-- START OF Data shown --

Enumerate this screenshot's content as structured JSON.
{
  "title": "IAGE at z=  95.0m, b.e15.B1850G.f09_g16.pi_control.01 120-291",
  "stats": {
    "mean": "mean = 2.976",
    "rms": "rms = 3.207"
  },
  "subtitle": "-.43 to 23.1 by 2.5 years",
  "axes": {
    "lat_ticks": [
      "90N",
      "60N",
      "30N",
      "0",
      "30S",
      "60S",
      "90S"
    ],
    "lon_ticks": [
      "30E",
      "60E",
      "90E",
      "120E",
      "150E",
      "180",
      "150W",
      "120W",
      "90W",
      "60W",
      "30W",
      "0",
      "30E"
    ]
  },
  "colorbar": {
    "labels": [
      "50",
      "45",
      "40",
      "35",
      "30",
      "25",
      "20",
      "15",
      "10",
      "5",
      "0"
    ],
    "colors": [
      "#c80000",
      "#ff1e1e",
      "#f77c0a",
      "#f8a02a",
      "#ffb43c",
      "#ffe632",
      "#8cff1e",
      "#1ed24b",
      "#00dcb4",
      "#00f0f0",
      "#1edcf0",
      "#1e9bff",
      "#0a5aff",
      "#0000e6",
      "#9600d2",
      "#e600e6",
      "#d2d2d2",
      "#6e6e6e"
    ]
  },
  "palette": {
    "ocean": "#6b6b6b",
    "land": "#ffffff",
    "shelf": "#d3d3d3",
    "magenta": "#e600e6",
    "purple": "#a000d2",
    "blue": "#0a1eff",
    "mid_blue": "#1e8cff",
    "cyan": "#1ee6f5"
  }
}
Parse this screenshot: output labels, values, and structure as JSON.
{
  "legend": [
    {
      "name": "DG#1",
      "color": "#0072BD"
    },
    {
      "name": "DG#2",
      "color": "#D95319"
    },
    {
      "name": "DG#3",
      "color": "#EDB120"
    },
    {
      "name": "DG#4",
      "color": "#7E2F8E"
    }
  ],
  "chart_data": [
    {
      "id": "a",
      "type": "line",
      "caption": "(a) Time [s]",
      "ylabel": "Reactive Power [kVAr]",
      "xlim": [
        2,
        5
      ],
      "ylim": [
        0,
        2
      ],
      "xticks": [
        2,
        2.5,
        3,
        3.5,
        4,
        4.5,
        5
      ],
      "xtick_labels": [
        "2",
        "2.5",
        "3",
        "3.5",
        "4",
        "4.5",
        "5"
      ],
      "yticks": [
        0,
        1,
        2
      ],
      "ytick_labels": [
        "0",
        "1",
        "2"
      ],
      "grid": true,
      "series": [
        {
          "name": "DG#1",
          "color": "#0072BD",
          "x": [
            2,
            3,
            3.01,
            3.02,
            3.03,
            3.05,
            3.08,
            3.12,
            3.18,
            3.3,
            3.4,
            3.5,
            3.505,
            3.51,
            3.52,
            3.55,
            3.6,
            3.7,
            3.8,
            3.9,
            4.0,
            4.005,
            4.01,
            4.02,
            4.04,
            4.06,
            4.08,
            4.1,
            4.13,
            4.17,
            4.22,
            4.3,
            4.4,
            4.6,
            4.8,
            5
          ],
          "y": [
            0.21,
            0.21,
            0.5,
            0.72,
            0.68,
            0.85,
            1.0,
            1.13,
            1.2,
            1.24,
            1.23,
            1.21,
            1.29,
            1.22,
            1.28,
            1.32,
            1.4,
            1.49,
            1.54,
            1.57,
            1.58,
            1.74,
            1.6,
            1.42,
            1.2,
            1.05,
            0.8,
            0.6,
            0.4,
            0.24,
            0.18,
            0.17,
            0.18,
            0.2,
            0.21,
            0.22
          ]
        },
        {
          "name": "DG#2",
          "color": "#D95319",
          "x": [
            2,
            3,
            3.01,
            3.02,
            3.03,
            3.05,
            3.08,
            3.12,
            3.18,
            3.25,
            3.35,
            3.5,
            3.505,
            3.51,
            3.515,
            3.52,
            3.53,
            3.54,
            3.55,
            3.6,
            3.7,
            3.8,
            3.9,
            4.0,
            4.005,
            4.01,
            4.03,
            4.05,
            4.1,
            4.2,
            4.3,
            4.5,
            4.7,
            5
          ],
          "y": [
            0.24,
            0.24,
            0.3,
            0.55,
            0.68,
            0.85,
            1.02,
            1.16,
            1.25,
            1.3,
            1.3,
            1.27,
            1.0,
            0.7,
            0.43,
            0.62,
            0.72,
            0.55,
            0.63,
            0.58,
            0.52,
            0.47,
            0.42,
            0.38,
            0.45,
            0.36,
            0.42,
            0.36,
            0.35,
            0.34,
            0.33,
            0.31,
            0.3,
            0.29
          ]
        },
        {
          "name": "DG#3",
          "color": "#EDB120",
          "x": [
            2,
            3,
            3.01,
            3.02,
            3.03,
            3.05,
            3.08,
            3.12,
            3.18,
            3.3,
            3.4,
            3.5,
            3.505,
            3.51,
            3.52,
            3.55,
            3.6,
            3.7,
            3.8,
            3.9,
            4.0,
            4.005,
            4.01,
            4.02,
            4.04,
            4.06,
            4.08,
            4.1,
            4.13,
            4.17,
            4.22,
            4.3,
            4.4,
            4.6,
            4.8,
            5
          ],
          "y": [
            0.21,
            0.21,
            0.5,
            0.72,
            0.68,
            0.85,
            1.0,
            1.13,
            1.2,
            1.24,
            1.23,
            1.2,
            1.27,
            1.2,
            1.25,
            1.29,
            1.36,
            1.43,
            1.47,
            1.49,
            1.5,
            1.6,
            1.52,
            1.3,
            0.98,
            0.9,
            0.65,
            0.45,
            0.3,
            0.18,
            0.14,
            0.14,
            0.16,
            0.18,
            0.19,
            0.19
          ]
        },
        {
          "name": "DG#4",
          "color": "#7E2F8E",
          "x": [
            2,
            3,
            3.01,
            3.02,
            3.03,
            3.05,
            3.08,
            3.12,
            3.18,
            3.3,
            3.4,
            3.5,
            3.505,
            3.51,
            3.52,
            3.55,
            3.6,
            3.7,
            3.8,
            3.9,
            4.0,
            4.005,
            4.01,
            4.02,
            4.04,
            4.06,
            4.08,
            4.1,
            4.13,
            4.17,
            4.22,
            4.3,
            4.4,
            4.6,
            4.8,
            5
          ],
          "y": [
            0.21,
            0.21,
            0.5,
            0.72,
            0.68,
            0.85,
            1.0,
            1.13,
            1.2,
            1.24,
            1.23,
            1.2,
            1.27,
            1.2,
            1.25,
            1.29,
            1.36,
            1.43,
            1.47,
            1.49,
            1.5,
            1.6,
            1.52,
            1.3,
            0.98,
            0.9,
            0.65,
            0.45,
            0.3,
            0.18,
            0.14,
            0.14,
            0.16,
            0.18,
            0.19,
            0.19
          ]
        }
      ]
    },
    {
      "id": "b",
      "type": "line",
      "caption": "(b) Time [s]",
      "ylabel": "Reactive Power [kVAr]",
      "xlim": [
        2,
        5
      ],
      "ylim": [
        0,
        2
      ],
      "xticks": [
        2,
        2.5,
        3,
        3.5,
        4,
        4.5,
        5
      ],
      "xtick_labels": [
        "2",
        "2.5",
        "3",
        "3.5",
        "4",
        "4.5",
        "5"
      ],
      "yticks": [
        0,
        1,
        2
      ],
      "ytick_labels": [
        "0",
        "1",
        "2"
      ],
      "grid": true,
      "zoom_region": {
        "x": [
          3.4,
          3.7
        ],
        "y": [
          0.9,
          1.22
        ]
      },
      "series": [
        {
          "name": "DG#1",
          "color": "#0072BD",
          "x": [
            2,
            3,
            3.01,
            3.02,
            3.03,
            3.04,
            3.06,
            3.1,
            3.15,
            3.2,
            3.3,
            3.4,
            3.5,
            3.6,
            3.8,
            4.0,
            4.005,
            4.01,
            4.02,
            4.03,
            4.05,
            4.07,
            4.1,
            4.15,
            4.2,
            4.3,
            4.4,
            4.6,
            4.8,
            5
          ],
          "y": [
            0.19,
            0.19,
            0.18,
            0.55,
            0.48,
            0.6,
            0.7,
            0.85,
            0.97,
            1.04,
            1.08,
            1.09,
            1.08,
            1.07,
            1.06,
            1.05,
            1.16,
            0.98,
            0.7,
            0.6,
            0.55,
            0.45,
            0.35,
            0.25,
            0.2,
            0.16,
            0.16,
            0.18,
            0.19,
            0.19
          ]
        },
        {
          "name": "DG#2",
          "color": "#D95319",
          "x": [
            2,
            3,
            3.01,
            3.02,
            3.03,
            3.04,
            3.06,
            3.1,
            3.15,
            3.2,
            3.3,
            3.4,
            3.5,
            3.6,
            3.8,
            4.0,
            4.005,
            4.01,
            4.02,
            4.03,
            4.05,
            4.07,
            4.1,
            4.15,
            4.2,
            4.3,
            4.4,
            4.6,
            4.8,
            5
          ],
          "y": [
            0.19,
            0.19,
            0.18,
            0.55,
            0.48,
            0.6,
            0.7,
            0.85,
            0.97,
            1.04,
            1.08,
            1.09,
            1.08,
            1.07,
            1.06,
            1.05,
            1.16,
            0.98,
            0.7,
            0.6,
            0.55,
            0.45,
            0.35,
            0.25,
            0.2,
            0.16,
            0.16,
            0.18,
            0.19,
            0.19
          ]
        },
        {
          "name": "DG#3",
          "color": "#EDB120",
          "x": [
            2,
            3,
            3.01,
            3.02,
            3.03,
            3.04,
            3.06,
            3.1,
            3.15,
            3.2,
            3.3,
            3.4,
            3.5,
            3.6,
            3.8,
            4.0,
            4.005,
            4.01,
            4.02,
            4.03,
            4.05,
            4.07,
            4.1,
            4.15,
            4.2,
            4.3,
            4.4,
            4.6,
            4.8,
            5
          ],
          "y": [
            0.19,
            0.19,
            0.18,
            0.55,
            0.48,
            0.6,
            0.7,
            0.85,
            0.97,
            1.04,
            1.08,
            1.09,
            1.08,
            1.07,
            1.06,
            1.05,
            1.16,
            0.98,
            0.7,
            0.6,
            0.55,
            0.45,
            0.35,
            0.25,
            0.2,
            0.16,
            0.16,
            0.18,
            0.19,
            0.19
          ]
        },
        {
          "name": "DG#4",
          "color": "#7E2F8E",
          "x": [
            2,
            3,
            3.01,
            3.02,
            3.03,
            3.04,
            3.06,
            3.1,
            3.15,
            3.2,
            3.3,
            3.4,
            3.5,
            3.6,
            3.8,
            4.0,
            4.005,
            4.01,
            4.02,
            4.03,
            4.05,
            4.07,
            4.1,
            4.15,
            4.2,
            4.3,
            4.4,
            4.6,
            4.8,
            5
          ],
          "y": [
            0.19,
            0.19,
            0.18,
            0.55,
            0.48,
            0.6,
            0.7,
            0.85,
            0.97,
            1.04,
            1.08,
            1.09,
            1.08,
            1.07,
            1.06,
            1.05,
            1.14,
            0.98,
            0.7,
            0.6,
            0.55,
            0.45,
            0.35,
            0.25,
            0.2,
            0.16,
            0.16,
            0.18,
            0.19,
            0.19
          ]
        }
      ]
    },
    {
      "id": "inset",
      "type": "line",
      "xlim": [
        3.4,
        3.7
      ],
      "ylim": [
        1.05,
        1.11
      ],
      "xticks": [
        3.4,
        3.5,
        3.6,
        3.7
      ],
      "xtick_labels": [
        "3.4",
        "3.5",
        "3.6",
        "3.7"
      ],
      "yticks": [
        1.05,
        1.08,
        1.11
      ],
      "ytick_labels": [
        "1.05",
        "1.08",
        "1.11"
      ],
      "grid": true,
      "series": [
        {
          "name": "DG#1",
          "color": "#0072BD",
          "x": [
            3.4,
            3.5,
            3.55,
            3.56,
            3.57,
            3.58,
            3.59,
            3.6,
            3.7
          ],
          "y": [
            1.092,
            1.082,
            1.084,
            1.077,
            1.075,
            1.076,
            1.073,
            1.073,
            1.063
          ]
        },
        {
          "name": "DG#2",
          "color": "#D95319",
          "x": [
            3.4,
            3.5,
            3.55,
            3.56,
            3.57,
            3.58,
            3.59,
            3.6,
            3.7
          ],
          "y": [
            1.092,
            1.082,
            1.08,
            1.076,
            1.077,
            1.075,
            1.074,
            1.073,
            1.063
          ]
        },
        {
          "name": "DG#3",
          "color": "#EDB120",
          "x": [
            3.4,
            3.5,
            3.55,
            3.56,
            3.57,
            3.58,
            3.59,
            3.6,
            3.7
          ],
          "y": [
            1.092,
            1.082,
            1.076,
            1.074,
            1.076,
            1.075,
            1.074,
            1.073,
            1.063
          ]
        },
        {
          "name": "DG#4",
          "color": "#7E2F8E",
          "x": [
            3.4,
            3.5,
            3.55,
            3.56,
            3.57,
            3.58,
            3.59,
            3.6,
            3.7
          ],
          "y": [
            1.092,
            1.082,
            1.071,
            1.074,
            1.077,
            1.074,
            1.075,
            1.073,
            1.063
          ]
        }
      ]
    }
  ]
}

-- END OF Data shown --

Above is a listing; report how many of its lines include the word "JSON", giving the number only.

Reply to the exercise -
2